- _Exercise prompt_: Below is a block of records. Copy every line in it that contains the word "circle".

━━━━━━━━━━━━━━━━━━━━

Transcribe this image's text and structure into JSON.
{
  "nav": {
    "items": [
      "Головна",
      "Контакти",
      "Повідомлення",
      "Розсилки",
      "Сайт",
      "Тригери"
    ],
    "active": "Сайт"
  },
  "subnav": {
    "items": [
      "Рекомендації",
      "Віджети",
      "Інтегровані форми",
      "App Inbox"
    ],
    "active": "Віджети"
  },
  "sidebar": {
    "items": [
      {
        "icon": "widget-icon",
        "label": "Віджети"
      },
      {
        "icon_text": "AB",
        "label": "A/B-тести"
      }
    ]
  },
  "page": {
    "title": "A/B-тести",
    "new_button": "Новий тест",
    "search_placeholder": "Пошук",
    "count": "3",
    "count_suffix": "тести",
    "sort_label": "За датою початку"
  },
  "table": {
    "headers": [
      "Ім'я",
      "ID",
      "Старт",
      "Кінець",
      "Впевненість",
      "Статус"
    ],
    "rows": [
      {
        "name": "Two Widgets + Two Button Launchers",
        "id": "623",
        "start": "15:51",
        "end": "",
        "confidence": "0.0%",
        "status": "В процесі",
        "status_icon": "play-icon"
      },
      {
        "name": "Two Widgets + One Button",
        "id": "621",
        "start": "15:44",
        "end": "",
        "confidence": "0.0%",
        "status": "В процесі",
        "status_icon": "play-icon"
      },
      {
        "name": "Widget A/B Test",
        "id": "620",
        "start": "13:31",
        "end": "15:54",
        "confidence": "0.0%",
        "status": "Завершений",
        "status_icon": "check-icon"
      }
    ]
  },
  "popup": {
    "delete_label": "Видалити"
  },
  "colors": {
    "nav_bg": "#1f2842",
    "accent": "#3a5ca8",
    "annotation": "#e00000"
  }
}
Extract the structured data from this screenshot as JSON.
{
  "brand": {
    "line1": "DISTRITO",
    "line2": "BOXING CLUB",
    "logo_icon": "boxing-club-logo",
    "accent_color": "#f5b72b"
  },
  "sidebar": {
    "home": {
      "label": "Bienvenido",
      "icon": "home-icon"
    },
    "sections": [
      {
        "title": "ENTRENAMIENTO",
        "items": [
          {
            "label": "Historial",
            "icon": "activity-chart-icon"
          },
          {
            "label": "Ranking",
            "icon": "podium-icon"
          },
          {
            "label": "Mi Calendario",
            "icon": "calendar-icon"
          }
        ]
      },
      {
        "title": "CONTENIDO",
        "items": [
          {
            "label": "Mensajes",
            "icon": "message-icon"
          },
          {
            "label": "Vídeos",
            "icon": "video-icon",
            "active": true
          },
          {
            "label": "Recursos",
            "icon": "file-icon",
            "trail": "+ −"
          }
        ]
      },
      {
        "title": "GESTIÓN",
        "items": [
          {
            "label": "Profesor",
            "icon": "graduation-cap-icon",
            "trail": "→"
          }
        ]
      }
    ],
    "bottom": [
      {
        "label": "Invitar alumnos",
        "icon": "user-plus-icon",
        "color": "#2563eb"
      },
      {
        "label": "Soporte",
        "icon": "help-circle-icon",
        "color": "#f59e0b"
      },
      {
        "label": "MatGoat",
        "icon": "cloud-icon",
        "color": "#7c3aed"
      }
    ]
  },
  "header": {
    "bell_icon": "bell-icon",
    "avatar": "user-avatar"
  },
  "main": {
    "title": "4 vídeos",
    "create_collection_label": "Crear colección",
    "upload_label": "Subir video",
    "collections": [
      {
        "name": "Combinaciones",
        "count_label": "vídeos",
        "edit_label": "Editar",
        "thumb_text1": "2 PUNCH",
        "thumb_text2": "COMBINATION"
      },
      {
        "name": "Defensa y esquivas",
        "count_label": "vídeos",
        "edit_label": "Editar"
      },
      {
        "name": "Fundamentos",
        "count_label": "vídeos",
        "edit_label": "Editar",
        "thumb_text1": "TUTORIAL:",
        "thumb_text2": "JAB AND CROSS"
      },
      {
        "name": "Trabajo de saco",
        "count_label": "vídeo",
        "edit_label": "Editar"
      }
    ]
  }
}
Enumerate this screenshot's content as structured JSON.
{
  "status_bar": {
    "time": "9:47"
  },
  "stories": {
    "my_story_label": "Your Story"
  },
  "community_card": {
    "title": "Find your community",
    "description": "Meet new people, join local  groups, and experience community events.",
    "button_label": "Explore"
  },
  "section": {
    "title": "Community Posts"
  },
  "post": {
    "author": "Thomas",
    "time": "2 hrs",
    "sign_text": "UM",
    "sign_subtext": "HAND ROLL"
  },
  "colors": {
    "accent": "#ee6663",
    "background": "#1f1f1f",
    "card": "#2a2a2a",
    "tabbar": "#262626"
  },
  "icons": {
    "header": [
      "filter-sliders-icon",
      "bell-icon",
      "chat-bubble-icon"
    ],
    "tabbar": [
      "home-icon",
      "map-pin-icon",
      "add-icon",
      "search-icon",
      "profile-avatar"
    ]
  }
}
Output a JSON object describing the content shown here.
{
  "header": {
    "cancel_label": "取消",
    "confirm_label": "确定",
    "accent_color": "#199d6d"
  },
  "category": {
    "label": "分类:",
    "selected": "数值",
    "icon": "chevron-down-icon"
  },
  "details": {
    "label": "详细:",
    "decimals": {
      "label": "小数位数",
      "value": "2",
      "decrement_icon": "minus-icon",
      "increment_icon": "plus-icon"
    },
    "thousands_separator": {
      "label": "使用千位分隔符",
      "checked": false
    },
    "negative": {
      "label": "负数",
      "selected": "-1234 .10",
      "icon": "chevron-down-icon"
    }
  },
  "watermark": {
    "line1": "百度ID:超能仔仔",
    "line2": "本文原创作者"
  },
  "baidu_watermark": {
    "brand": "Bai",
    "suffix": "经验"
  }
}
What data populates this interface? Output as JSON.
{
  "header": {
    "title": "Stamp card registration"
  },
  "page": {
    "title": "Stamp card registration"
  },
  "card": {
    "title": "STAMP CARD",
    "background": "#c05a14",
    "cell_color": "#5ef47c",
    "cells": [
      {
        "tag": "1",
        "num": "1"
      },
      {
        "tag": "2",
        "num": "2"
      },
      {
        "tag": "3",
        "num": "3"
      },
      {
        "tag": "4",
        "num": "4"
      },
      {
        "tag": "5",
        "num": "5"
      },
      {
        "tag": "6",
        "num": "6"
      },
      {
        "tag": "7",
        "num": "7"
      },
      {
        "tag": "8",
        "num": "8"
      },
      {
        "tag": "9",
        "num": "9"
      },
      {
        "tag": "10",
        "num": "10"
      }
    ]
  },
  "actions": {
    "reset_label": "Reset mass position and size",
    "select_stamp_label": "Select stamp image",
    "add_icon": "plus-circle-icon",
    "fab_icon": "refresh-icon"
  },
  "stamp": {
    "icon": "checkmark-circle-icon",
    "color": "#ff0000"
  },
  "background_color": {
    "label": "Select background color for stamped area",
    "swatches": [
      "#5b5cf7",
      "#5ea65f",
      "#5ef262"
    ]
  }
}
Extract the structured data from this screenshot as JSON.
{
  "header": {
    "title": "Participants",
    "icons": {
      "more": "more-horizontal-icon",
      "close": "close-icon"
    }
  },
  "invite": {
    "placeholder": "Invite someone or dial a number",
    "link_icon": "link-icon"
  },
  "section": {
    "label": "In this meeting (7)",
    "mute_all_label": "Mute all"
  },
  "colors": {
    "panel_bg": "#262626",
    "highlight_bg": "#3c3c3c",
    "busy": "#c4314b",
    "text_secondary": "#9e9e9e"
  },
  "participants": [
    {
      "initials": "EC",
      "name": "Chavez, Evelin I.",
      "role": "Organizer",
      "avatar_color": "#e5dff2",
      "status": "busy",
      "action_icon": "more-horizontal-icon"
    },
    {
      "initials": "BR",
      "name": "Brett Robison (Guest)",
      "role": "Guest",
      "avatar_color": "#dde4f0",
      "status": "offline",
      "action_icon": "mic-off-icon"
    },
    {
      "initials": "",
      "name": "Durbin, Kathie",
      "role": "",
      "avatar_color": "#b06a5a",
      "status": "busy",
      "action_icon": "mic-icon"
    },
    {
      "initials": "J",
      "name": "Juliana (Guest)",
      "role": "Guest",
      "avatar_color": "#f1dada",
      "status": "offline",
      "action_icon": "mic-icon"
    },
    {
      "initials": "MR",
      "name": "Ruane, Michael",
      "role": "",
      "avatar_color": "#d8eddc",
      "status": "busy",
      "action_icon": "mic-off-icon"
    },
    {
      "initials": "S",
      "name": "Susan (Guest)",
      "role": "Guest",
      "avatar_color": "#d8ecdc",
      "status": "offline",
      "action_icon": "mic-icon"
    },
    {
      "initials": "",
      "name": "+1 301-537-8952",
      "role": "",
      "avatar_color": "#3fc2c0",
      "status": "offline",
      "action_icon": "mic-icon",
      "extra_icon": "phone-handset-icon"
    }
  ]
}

━━━━━━━━━━━━━━━━━━━━

- _Exercise response_:
        "icon": "help-circle-icon",
    "add_icon": "plus-circle-icon",
    "icon": "checkmark-circle-icon",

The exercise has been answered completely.